═════ RECORDS SHOWN ═════

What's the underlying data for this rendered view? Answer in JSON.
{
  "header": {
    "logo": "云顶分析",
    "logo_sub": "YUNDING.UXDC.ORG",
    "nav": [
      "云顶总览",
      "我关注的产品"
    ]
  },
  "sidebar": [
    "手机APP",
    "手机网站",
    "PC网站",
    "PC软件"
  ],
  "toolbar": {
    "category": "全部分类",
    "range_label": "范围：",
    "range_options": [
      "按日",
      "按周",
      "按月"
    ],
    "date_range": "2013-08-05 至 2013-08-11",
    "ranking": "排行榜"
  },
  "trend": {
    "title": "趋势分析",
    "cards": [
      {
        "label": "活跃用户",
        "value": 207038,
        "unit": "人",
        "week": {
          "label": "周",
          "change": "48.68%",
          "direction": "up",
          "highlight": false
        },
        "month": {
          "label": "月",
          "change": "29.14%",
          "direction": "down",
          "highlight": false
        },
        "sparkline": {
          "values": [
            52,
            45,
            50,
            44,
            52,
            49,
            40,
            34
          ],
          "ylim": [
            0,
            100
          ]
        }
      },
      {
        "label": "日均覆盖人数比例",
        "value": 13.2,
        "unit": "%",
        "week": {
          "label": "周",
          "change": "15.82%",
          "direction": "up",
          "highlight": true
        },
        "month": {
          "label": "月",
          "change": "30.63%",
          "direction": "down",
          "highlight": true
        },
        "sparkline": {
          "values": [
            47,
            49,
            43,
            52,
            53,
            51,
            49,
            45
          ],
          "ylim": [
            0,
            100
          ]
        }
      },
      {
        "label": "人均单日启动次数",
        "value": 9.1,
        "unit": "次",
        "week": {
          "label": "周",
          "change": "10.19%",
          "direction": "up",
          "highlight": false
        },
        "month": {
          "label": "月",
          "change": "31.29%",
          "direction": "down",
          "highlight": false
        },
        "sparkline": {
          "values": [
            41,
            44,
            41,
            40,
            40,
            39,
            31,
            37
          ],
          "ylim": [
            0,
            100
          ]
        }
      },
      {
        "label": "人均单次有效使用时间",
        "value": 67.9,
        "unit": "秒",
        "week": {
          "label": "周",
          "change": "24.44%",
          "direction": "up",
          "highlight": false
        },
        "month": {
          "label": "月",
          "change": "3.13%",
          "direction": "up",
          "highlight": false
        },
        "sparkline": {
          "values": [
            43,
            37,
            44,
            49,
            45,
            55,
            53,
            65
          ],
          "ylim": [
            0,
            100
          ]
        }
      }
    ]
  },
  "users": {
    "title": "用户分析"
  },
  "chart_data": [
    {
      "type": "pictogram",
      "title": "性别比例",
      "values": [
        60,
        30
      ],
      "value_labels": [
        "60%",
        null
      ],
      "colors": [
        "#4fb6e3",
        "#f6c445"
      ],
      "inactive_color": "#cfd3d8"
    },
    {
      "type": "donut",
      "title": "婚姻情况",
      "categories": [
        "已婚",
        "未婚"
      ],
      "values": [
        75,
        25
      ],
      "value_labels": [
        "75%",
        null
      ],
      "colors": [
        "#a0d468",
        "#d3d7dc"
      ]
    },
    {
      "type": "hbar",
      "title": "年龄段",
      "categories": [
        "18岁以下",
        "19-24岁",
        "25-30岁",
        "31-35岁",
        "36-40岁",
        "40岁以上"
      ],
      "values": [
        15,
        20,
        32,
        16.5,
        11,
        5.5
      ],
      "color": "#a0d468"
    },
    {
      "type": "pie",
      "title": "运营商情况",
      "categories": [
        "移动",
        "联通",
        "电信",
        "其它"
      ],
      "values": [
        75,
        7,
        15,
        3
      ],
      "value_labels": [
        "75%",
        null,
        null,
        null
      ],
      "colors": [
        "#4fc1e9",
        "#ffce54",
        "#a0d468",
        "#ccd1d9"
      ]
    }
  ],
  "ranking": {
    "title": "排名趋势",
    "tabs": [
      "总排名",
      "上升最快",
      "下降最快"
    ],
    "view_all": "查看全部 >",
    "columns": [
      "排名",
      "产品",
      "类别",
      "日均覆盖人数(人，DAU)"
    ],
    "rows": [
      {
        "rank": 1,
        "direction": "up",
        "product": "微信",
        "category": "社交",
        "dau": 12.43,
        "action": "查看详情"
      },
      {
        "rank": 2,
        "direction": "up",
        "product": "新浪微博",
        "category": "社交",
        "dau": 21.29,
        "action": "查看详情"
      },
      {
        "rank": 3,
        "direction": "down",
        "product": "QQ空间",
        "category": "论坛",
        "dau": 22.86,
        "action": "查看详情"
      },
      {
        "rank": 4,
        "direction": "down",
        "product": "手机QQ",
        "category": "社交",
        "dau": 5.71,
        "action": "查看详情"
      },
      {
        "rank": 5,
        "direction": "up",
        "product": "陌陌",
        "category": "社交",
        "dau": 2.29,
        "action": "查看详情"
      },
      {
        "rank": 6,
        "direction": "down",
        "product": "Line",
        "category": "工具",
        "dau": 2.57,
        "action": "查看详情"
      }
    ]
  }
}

═════

▶ SHORT TASK:
Find all lines with "product" in them and copy each one.

▶ RESULT OF THIS EXERCISE:
        "product": "微信",
        "product": "新浪微博",
        "product": "QQ空间",
        "product": "手机QQ",
        "product": "陌陌",
        "product": "Line",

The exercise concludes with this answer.